# Your objective:
Gather all lines in the entries that include the word "ejemplo".

———

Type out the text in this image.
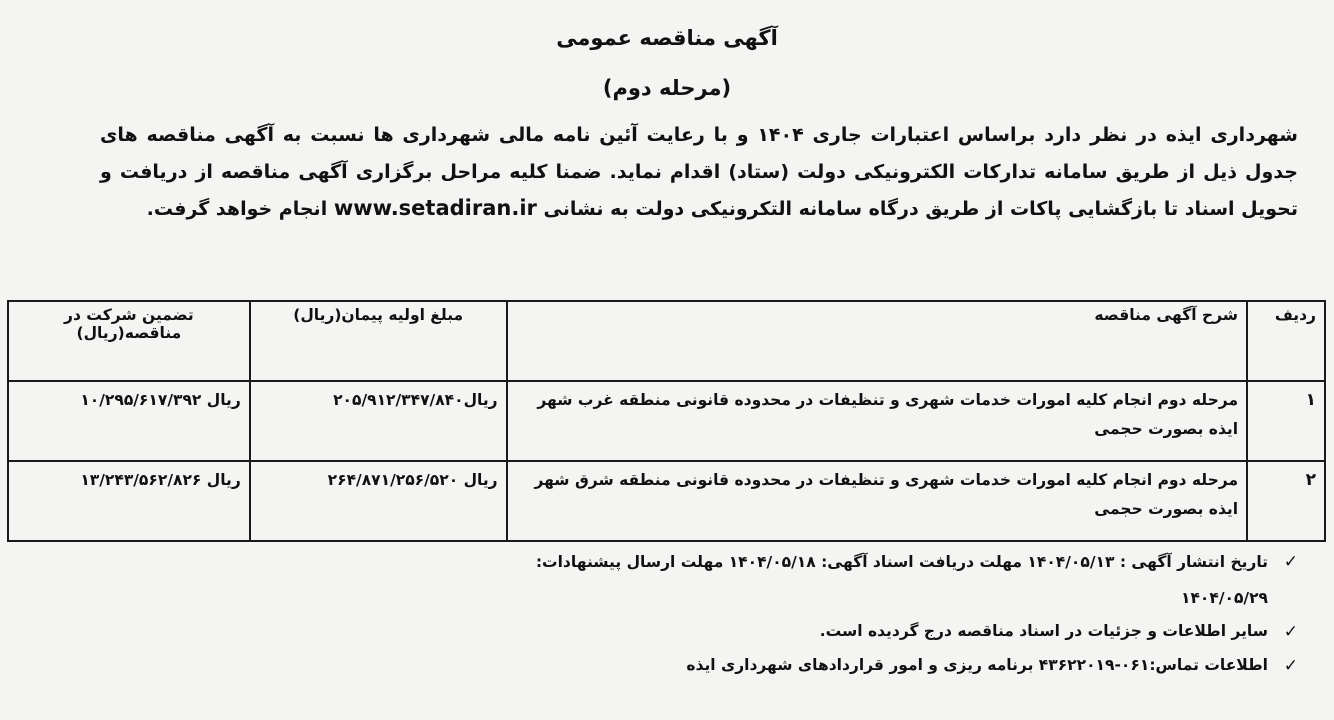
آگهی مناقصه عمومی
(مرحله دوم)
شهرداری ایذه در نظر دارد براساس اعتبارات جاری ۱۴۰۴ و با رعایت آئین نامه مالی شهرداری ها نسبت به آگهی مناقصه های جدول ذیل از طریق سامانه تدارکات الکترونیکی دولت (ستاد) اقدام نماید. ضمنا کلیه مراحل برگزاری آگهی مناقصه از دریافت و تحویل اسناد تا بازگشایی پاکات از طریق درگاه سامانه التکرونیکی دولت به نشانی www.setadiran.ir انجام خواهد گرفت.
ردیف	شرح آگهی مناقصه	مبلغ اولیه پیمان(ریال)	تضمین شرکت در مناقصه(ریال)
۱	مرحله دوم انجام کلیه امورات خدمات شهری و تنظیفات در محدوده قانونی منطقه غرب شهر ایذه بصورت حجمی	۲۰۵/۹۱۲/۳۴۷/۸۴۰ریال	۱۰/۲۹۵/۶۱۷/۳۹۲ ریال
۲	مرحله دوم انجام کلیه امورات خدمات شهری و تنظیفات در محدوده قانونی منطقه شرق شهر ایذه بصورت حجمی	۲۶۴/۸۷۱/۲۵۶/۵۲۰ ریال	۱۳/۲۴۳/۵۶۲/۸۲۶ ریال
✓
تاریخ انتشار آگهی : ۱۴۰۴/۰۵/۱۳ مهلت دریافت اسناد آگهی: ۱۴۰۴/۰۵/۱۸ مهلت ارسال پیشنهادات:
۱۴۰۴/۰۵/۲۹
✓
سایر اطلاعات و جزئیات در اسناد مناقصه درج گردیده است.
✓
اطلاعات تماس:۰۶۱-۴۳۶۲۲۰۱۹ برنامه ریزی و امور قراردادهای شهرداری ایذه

———

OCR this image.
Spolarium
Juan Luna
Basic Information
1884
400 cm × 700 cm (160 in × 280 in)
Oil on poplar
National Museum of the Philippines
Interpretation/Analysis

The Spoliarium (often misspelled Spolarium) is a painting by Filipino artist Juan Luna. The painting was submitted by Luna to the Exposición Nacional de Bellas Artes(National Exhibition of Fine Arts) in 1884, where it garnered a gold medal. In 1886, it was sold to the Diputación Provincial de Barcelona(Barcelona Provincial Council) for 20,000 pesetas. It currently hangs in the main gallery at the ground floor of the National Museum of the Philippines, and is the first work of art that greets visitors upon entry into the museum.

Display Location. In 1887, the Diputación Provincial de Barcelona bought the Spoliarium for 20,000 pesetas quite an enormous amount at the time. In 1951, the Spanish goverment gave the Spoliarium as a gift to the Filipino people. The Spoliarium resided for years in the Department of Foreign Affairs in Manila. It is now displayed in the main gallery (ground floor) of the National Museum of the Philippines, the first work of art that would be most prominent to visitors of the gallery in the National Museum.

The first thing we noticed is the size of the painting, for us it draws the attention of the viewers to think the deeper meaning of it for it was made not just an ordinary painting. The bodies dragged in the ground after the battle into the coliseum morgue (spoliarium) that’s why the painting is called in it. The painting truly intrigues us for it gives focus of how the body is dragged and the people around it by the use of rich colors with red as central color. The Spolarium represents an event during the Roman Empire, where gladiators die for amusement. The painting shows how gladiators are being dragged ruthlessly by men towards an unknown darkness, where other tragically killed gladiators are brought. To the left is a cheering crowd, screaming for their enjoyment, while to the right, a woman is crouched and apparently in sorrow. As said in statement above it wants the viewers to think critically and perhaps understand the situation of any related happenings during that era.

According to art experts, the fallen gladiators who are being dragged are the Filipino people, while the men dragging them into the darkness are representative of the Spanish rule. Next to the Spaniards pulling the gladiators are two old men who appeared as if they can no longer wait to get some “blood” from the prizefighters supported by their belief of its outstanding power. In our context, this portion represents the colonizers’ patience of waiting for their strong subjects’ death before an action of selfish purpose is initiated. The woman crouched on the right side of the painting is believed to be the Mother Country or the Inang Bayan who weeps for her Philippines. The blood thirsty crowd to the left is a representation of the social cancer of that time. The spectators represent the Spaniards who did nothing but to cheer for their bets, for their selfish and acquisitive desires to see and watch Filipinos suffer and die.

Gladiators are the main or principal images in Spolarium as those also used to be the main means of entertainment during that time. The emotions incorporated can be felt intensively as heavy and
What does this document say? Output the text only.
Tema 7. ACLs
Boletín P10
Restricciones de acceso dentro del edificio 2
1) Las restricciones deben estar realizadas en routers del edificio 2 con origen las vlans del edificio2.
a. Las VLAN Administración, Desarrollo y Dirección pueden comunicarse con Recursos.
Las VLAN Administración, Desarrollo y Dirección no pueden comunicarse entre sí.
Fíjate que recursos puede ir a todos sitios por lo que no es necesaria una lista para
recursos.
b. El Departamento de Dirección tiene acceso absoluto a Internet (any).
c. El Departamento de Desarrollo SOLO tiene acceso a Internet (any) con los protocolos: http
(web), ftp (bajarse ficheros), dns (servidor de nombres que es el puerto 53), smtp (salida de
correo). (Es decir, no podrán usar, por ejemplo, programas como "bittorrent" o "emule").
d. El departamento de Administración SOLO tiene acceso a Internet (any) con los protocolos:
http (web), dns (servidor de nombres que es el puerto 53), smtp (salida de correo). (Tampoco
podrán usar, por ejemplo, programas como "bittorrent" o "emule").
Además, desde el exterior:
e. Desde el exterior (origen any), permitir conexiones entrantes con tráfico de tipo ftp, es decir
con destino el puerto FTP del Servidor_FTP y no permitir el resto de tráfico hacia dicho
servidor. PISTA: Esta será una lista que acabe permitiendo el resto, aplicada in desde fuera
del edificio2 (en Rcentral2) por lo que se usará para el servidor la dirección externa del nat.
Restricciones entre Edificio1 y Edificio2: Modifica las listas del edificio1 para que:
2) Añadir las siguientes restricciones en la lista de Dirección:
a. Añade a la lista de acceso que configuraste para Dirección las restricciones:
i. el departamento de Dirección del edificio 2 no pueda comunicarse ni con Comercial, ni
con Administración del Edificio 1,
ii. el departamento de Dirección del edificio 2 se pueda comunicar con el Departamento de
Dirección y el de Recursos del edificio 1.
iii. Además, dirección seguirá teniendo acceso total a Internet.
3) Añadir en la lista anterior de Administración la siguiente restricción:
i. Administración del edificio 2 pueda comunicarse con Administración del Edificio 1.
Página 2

———

# Task response:
correo). (Es decir, no podrán usar, por ejemplo, programas como "bittorrent" o "emule").
podrán usar, por ejemplo, programas como "bittorrent" o "emule").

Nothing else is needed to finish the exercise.